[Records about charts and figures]
^^^^

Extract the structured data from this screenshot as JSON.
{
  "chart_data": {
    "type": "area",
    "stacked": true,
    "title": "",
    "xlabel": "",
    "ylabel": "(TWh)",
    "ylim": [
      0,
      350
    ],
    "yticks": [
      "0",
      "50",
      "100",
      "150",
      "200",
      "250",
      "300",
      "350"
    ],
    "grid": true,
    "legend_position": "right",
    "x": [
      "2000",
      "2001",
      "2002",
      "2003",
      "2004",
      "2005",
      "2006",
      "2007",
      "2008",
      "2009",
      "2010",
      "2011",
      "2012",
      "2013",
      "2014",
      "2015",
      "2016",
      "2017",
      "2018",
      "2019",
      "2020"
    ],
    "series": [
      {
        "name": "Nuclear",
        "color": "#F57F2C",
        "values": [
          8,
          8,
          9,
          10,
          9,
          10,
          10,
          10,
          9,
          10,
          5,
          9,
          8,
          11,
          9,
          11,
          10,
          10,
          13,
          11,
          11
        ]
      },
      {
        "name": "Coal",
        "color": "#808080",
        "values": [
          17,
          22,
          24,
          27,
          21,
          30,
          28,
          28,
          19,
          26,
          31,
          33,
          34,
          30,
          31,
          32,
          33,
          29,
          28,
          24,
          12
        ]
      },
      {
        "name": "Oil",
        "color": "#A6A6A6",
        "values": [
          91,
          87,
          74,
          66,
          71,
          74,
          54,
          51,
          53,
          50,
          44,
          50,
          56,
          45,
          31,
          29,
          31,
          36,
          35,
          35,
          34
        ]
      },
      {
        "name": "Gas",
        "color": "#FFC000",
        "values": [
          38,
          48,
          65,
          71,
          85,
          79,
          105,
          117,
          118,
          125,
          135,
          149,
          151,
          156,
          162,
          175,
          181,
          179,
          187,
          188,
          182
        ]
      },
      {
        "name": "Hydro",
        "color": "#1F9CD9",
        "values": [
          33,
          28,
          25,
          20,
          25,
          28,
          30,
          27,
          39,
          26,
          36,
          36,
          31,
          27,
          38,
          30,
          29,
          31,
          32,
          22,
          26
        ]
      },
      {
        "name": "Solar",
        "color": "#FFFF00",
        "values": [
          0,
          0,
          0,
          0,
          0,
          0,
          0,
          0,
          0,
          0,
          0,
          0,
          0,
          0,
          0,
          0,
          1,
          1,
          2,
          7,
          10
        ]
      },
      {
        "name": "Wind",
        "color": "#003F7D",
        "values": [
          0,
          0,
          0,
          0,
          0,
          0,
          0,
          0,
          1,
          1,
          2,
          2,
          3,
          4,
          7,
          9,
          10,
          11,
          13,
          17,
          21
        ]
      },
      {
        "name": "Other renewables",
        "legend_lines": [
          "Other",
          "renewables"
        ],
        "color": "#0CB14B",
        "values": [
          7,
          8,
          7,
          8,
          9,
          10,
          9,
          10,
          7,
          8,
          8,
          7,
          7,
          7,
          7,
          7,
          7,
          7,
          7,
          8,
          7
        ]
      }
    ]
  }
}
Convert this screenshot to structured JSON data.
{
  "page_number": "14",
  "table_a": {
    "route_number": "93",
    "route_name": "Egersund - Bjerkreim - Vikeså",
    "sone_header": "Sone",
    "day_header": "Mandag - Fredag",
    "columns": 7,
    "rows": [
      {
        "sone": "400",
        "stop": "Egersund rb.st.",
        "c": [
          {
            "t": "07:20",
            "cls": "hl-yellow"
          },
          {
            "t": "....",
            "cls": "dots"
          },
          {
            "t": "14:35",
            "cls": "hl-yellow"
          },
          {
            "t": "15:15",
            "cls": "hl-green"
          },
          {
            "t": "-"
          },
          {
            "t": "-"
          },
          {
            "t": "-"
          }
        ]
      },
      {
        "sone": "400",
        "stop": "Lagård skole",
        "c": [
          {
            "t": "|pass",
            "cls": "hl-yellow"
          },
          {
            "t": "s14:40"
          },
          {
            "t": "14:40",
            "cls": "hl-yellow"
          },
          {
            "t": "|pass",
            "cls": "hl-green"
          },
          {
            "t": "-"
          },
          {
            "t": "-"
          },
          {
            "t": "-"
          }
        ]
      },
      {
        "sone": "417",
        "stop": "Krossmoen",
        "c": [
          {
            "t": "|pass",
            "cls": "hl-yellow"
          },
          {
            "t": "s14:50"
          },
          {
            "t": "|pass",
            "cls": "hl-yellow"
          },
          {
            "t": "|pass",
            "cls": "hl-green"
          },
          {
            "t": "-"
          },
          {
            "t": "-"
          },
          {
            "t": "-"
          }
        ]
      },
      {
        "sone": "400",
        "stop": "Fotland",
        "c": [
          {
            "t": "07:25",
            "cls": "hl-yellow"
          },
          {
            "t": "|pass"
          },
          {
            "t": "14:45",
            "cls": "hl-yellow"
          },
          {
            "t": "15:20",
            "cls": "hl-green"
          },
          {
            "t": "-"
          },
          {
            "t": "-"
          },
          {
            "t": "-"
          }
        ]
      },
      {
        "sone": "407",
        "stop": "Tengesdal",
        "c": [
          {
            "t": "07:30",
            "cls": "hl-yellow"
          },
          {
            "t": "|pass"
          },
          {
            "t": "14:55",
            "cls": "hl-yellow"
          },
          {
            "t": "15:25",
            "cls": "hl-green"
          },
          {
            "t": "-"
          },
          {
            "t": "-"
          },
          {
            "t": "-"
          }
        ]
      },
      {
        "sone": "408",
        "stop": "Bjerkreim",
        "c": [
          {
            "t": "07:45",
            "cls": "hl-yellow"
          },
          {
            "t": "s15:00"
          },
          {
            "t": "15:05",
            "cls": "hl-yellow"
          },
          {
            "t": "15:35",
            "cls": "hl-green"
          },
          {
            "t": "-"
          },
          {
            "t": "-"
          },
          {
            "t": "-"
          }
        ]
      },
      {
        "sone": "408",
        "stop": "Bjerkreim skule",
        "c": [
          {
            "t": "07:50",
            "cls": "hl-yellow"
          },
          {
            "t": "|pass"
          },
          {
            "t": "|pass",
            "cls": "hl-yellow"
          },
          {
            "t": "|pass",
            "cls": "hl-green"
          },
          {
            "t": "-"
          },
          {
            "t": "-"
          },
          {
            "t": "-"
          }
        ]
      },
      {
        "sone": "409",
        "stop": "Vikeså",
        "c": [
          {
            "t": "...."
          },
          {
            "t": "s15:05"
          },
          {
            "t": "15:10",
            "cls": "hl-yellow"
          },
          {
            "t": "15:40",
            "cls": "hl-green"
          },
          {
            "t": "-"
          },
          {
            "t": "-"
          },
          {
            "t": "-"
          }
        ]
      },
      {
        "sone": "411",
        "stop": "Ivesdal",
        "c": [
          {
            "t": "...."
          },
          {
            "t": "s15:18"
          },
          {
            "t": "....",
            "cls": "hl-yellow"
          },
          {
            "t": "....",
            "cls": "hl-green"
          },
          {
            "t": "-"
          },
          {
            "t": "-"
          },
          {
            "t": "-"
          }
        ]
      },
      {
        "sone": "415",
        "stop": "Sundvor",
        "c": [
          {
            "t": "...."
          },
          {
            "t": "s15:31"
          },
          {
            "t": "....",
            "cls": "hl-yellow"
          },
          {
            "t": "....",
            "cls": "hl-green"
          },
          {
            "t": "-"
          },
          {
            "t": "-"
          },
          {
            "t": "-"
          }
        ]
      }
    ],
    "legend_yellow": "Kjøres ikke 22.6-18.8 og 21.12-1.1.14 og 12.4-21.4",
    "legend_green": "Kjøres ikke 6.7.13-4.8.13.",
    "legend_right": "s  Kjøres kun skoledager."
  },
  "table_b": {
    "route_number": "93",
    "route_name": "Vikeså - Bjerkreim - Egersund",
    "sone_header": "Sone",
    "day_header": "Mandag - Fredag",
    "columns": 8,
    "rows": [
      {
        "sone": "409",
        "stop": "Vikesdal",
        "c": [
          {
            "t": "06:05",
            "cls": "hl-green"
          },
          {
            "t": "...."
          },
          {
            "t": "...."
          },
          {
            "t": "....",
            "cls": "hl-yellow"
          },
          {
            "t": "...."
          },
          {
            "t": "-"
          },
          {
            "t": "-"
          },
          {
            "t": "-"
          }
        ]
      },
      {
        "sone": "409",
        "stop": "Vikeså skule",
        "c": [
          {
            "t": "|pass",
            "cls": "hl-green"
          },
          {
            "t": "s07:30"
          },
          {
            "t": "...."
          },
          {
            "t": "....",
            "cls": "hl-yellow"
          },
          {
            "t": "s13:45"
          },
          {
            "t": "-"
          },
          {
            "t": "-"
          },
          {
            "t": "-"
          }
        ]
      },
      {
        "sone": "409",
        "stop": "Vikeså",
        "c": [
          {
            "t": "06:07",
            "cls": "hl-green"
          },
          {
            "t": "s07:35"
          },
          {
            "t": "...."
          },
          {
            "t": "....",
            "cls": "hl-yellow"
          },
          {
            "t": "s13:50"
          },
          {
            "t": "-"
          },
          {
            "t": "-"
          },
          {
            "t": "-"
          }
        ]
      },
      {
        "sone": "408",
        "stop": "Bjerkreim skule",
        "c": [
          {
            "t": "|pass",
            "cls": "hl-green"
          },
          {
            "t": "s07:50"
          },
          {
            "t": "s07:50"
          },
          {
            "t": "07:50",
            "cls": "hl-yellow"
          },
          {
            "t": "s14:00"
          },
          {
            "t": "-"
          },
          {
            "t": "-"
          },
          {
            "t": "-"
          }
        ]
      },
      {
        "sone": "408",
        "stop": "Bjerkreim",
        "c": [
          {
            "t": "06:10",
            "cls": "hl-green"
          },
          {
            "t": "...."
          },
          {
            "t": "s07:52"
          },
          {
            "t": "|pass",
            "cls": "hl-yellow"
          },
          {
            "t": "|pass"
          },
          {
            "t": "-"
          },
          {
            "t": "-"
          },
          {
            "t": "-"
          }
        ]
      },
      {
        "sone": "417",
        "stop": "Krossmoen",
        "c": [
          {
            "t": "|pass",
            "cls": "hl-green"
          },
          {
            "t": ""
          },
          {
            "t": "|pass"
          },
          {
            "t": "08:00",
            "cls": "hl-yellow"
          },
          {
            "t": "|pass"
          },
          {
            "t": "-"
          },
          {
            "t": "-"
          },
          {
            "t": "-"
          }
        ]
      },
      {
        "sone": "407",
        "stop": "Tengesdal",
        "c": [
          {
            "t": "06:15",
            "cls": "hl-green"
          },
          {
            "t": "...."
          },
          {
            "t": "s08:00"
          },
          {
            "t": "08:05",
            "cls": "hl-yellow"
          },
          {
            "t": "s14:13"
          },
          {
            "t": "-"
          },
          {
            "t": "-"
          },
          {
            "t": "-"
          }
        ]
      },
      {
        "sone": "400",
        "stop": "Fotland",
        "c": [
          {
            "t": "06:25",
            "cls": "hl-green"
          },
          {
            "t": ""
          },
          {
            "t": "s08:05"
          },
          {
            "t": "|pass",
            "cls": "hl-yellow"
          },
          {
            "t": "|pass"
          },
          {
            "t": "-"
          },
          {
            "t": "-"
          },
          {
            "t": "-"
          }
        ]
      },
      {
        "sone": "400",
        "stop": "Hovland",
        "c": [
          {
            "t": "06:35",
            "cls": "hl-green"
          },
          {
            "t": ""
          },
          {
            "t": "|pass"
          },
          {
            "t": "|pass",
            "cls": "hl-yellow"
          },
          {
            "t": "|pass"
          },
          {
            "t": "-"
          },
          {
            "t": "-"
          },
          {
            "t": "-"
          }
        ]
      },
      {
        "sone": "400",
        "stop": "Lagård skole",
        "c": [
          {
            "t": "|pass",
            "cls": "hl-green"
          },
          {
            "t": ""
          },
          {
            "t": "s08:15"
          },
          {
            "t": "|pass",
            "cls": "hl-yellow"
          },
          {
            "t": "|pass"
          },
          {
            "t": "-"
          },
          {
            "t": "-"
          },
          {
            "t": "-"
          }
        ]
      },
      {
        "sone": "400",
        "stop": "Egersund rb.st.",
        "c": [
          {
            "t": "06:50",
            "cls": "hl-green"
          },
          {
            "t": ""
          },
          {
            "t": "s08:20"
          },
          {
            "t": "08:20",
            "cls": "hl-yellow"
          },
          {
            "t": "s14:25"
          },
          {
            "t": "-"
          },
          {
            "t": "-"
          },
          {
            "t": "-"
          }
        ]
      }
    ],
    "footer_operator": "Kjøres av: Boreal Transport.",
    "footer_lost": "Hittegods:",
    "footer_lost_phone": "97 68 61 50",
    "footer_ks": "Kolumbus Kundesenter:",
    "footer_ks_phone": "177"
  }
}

^^^^

__Stated task__
Show, from the material above, each line that includes the string "Kjøres".

__Final result__
    "legend_yellow": "Kjøres ikke 22.6-18.8 og 21.12-1.1.14 og 12.4-21.4",
    "legend_green": "Kjøres ikke 6.7.13-4.8.13.",
    "legend_right": "s  Kjøres kun skoledager."
    "footer_operator": "Kjøres av: Boreal Transport.",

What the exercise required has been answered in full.